List each line of the data that holds the string "this".

* ENTRIES:
##########

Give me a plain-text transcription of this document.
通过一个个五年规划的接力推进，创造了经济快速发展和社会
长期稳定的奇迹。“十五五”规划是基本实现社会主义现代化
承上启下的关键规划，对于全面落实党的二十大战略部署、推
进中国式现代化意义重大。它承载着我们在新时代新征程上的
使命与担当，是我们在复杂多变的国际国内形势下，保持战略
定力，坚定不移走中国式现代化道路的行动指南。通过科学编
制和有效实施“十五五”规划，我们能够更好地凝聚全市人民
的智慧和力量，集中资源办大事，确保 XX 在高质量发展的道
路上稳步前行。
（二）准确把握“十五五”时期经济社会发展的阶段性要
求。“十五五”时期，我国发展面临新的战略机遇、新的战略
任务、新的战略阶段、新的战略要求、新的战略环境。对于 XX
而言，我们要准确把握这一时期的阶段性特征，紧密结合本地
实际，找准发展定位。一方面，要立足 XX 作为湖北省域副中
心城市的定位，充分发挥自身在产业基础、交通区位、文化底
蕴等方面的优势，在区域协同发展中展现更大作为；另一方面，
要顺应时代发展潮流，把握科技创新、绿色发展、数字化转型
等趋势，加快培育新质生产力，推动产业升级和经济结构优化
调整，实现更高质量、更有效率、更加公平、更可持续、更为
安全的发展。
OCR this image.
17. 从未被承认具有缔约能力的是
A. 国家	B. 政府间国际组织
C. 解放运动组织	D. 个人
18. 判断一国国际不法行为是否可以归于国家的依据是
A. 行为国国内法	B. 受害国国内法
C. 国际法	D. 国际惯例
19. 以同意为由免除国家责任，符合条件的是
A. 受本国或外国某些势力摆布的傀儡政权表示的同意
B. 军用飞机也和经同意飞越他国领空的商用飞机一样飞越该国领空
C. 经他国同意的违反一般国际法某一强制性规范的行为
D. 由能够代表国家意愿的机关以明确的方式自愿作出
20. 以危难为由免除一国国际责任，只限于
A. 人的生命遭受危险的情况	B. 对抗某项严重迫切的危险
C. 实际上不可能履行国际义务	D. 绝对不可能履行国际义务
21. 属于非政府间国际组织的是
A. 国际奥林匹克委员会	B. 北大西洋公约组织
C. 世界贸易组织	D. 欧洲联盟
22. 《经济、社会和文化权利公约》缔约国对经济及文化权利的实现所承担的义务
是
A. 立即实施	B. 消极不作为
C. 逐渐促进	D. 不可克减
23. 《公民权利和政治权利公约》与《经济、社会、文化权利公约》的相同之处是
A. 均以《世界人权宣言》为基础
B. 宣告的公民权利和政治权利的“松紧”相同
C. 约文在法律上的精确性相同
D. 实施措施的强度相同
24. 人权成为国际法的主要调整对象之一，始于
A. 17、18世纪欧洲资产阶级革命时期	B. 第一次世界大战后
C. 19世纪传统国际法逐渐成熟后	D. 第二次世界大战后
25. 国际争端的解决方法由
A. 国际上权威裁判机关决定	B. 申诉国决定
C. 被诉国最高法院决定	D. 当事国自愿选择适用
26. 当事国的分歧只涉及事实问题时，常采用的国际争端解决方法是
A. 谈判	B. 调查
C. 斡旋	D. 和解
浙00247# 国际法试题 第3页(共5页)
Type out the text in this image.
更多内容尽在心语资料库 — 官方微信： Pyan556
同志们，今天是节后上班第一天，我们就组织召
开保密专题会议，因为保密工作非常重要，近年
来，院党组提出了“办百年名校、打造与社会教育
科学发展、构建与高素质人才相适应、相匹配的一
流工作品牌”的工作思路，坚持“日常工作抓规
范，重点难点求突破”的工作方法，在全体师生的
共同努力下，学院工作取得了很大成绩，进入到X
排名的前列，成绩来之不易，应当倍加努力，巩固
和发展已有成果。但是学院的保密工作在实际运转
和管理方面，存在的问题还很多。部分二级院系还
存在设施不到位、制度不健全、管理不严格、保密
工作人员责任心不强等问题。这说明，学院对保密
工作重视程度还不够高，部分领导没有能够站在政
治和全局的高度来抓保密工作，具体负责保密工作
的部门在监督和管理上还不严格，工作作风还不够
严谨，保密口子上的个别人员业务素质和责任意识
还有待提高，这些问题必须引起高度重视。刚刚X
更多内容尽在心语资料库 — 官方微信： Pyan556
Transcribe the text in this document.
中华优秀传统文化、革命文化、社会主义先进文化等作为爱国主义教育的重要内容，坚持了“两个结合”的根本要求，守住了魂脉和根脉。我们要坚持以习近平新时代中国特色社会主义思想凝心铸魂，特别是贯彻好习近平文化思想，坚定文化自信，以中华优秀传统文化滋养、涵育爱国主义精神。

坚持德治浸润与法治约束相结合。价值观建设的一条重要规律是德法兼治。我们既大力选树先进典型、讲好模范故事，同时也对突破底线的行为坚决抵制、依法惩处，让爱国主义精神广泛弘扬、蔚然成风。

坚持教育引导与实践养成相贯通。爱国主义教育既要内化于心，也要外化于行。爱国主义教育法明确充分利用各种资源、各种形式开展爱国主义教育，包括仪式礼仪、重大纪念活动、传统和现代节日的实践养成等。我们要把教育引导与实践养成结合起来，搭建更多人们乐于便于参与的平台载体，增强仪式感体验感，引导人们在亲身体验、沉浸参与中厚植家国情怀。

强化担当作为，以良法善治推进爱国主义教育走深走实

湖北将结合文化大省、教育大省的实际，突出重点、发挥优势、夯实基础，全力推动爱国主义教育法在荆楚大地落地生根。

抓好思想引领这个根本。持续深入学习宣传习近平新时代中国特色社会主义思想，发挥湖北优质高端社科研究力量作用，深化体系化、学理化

##########

* FULL OUTPUT:
Give me a plain-text transcription of this document.
OCR this image.
Type out the text in this image.
Transcribe the text in this document.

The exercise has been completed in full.